Recorded data:
>>>
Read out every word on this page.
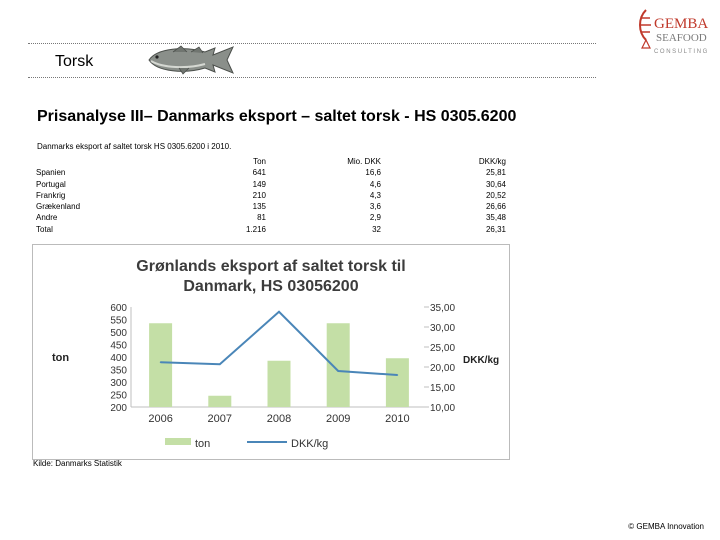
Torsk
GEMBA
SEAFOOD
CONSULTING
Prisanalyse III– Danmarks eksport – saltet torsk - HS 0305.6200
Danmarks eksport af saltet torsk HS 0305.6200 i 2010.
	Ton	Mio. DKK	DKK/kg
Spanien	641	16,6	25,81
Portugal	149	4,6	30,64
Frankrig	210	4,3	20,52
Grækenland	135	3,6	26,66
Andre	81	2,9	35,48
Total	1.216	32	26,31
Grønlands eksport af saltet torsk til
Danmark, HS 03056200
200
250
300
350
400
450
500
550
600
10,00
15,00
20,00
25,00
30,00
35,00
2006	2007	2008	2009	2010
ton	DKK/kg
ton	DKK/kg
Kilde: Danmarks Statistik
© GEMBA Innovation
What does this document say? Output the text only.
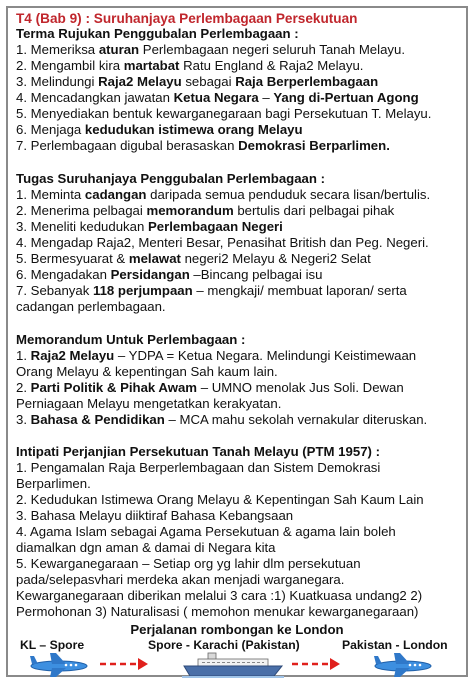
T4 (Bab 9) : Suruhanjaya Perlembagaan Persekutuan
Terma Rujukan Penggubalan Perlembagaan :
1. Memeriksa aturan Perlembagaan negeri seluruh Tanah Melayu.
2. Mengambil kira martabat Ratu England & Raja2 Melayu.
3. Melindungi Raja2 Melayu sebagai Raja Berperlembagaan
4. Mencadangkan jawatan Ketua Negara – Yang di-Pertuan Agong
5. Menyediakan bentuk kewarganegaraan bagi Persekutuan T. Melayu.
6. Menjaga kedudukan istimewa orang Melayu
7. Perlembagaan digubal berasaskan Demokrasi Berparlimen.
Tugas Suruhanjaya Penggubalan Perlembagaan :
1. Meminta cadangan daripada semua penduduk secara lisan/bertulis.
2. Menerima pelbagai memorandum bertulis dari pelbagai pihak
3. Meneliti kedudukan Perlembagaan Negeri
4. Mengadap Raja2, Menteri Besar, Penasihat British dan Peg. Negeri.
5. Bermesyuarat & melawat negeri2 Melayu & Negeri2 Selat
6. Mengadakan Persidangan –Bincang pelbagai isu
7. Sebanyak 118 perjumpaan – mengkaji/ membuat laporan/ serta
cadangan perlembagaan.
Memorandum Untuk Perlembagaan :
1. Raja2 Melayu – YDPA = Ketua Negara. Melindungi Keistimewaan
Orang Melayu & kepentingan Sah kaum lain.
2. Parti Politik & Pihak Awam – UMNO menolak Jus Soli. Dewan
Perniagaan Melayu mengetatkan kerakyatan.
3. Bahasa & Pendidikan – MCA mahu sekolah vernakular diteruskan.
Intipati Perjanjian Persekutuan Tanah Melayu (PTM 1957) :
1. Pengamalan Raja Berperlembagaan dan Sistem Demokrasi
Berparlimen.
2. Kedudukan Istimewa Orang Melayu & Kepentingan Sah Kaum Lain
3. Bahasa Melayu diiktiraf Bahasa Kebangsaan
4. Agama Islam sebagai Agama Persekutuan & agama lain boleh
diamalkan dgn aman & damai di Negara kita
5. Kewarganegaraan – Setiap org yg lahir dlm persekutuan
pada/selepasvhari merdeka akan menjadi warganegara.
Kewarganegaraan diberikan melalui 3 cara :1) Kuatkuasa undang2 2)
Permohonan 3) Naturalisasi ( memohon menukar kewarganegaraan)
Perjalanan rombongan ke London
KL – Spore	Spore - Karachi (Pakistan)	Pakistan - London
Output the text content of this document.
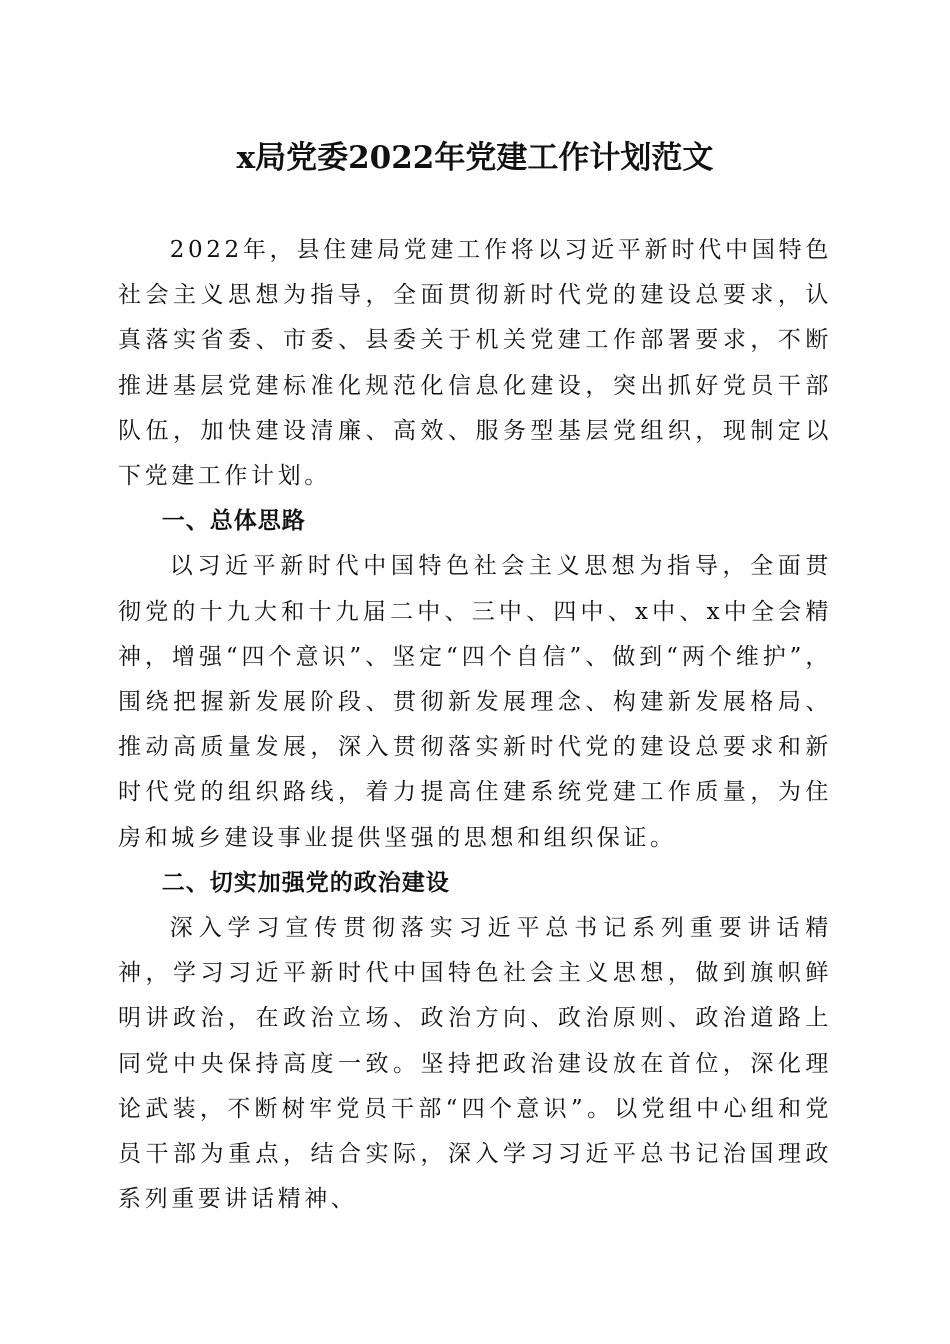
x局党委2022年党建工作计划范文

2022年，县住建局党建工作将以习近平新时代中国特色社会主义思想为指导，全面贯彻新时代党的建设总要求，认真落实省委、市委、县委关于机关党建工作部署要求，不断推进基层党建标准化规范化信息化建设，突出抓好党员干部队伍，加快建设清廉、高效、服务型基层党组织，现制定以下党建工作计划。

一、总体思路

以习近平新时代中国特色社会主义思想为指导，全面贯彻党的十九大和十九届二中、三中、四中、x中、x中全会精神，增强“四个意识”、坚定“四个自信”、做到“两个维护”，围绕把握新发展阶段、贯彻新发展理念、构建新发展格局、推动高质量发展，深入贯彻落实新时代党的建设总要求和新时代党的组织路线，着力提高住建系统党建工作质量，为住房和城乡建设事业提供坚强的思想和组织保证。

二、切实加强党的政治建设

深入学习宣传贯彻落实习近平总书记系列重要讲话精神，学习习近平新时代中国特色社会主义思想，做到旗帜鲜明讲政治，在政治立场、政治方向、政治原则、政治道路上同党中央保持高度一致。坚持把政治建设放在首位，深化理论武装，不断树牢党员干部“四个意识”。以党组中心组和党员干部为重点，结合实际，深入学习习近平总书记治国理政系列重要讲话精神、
<<<
*WHAT TO WORK ON*. Copy the whole of the material above exactly, but not its images.

*FULL SOLUTION*.
Read out every word on this page.
Torsk
GEMBA
SEAFOOD
CONSULTING
Prisanalyse III– Danmarks eksport – saltet torsk - HS 0305.6200
Danmarks eksport af saltet torsk HS 0305.6200 i 2010.
	Ton	Mio. DKK	DKK/kg
Spanien	641	16,6	25,81
Portugal	149	4,6	30,64
Frankrig	210	4,3	20,52
Grækenland	135	3,6	26,66
Andre	81	2,9	35,48
Total	1.216	32	26,31
Grønlands eksport af saltet torsk til
Danmark, HS 03056200
200
250
300
350
400
450
500
550
600
10,00
15,00
20,00
25,00
30,00
35,00
2006	2007	2008	2009	2010
ton	DKK/kg
ton	DKK/kg
Kilde: Danmarks Statistik
© GEMBA Innovation
What does this document say? Output the text only.
T4 (Bab 9) : Suruhanjaya Perlembagaan Persekutuan
Terma Rujukan Penggubalan Perlembagaan :
1. Memeriksa aturan Perlembagaan negeri seluruh Tanah Melayu.
2. Mengambil kira martabat Ratu England & Raja2 Melayu.
3. Melindungi Raja2 Melayu sebagai Raja Berperlembagaan
4. Mencadangkan jawatan Ketua Negara – Yang di-Pertuan Agong
5. Menyediakan bentuk kewarganegaraan bagi Persekutuan T. Melayu.
6. Menjaga kedudukan istimewa orang Melayu
7. Perlembagaan digubal berasaskan Demokrasi Berparlimen.
Tugas Suruhanjaya Penggubalan Perlembagaan :
1. Meminta cadangan daripada semua penduduk secara lisan/bertulis.
2. Menerima pelbagai memorandum bertulis dari pelbagai pihak
3. Meneliti kedudukan Perlembagaan Negeri
4. Mengadap Raja2, Menteri Besar, Penasihat British dan Peg. Negeri.
5. Bermesyuarat & melawat negeri2 Melayu & Negeri2 Selat
6. Mengadakan Persidangan –Bincang pelbagai isu
7. Sebanyak 118 perjumpaan – mengkaji/ membuat laporan/ serta
cadangan perlembagaan.
Memorandum Untuk Perlembagaan :
1. Raja2 Melayu – YDPA = Ketua Negara. Melindungi Keistimewaan
Orang Melayu & kepentingan Sah kaum lain.
2. Parti Politik & Pihak Awam – UMNO menolak Jus Soli. Dewan
Perniagaan Melayu mengetatkan kerakyatan.
3. Bahasa & Pendidikan – MCA mahu sekolah vernakular diteruskan.
Intipati Perjanjian Persekutuan Tanah Melayu (PTM 1957) :
1. Pengamalan Raja Berperlembagaan dan Sistem Demokrasi
Berparlimen.
2. Kedudukan Istimewa Orang Melayu & Kepentingan Sah Kaum Lain
3. Bahasa Melayu diiktiraf Bahasa Kebangsaan
4. Agama Islam sebagai Agama Persekutuan & agama lain boleh
diamalkan dgn aman & damai di Negara kita
5. Kewarganegaraan – Setiap org yg lahir dlm persekutuan
pada/selepasvhari merdeka akan menjadi warganegara.
Kewarganegaraan diberikan melalui 3 cara :1) Kuatkuasa undang2 2)
Permohonan 3) Naturalisasi ( memohon menukar kewarganegaraan)
Perjalanan rombongan ke London
KL – Spore	Spore - Karachi (Pakistan)	Pakistan - London
Output the text content of this document.
x局党委2022年党建工作计划范文

2022年，县住建局党建工作将以习近平新时代中国特色社会主义思想为指导，全面贯彻新时代党的建设总要求，认真落实省委、市委、县委关于机关党建工作部署要求，不断推进基层党建标准化规范化信息化建设，突出抓好党员干部队伍，加快建设清廉、高效、服务型基层党组织，现制定以下党建工作计划。

一、总体思路

以习近平新时代中国特色社会主义思想为指导，全面贯彻党的十九大和十九届二中、三中、四中、x中、x中全会精神，增强“四个意识”、坚定“四个自信”、做到“两个维护”，围绕把握新发展阶段、贯彻新发展理念、构建新发展格局、推动高质量发展，深入贯彻落实新时代党的建设总要求和新时代党的组织路线，着力提高住建系统党建工作质量，为住房和城乡建设事业提供坚强的思想和组织保证。

二、切实加强党的政治建设

深入学习宣传贯彻落实习近平总书记系列重要讲话精神，学习习近平新时代中国特色社会主义思想，做到旗帜鲜明讲政治，在政治立场、政治方向、政治原则、政治道路上同党中央保持高度一致。坚持把政治建设放在首位，深化理论武装，不断树牢党员干部“四个意识”。以党组中心组和党员干部为重点，结合实际，深入学习习近平总书记治国理政系列重要讲话精神、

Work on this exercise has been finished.